Figure record extracts
***

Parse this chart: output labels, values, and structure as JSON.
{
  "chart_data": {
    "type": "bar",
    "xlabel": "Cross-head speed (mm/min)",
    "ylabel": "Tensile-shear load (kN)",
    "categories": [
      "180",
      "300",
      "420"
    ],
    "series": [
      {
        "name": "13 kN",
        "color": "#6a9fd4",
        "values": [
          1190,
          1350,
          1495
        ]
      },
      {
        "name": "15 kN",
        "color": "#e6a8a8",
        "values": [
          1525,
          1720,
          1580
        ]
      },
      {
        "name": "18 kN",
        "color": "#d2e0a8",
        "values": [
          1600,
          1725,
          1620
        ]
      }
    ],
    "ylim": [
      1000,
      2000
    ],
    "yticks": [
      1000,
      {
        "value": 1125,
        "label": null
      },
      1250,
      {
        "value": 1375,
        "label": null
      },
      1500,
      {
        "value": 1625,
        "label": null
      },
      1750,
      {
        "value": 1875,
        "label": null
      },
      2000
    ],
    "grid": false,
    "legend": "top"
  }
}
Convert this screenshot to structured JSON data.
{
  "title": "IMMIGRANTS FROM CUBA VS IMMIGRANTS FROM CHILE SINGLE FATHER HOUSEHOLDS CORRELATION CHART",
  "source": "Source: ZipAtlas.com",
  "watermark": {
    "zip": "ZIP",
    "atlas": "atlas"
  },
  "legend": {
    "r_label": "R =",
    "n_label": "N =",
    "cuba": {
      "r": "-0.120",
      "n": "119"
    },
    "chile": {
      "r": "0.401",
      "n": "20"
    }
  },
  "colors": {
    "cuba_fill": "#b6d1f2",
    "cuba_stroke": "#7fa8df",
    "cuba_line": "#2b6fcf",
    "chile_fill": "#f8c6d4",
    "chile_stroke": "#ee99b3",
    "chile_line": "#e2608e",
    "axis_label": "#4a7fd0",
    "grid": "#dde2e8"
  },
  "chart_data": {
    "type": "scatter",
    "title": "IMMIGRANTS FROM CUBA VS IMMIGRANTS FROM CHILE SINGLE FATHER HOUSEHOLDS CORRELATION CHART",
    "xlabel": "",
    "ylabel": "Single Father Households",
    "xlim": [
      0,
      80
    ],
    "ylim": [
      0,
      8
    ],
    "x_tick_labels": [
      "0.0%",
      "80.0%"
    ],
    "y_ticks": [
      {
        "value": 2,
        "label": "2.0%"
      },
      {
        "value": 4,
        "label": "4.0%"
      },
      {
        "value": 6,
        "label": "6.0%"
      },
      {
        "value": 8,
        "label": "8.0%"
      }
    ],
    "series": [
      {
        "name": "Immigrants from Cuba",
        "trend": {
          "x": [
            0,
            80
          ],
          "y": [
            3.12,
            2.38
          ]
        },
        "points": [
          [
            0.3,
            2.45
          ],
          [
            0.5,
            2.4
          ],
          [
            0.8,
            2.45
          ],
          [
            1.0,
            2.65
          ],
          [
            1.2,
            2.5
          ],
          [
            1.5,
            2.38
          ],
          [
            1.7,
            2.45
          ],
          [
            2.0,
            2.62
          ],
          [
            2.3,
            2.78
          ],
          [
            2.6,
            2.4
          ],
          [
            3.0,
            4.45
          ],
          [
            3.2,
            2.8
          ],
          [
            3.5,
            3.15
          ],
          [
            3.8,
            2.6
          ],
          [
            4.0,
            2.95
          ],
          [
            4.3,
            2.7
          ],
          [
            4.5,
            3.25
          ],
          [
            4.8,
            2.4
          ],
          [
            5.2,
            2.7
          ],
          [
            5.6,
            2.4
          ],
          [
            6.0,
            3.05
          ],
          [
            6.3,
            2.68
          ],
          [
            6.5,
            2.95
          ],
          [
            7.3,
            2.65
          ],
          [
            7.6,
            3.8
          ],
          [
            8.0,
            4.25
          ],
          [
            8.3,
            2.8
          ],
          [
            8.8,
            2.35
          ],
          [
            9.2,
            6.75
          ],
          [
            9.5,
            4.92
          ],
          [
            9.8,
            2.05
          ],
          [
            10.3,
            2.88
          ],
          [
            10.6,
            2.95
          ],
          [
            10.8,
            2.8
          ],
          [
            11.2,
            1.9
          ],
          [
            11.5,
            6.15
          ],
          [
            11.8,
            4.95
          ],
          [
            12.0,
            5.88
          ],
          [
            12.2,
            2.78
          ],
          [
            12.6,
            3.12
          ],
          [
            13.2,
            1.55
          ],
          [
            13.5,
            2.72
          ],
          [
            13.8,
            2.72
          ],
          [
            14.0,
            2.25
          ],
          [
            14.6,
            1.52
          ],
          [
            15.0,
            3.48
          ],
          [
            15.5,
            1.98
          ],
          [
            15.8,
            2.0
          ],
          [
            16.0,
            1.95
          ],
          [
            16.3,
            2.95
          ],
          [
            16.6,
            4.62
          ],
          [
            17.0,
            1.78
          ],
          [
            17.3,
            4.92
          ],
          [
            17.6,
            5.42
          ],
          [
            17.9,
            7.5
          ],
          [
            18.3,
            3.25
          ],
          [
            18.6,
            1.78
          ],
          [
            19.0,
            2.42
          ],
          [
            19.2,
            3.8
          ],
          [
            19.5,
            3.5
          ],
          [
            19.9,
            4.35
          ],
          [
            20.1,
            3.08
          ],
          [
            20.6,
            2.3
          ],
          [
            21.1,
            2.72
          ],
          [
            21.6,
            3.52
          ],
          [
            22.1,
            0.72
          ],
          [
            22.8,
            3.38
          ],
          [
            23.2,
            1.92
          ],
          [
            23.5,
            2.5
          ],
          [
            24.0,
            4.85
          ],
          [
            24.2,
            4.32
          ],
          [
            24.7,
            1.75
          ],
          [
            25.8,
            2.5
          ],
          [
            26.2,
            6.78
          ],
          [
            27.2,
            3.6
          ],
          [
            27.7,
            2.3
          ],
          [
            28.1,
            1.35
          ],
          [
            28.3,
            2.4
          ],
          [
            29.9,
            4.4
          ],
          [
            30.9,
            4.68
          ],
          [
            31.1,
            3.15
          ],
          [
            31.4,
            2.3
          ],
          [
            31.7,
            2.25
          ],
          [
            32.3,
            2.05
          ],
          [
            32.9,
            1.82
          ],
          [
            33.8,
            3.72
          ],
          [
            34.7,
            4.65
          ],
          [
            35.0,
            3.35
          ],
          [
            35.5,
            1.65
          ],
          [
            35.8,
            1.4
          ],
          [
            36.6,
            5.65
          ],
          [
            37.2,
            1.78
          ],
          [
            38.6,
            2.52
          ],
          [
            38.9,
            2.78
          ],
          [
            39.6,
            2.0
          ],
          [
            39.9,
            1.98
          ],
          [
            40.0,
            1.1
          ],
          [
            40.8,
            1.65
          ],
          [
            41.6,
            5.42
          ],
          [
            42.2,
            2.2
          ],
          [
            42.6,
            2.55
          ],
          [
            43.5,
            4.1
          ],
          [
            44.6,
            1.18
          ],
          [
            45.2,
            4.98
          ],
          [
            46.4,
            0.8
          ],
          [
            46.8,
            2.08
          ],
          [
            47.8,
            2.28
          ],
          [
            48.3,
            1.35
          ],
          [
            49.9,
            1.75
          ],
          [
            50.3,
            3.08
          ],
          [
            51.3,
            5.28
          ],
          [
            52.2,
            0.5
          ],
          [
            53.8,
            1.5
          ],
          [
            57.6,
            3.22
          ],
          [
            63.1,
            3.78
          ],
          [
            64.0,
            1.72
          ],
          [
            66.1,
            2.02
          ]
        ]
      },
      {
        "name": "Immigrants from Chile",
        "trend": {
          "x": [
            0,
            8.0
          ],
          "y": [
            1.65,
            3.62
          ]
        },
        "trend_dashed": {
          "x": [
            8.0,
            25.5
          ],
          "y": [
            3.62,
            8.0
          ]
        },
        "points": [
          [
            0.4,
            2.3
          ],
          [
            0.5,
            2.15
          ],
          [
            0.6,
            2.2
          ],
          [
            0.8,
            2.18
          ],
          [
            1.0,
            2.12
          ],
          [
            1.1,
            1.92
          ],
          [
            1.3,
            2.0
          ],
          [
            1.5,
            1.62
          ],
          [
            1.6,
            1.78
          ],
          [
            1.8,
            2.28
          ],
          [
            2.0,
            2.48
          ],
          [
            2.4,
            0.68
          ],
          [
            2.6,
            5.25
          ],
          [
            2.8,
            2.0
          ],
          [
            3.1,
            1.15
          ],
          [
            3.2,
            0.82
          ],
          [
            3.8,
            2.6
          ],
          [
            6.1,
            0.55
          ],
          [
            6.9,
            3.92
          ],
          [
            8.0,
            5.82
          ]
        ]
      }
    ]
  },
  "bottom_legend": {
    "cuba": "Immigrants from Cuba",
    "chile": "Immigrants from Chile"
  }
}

***

The problem: Looking at the data above, show all lines where the word "name" occurs.

The result:
        "name": "13 kN",
        "name": "15 kN",
        "name": "18 kN",
        "name": "Immigrants from Cuba",
        "name": "Immigrants from Chile",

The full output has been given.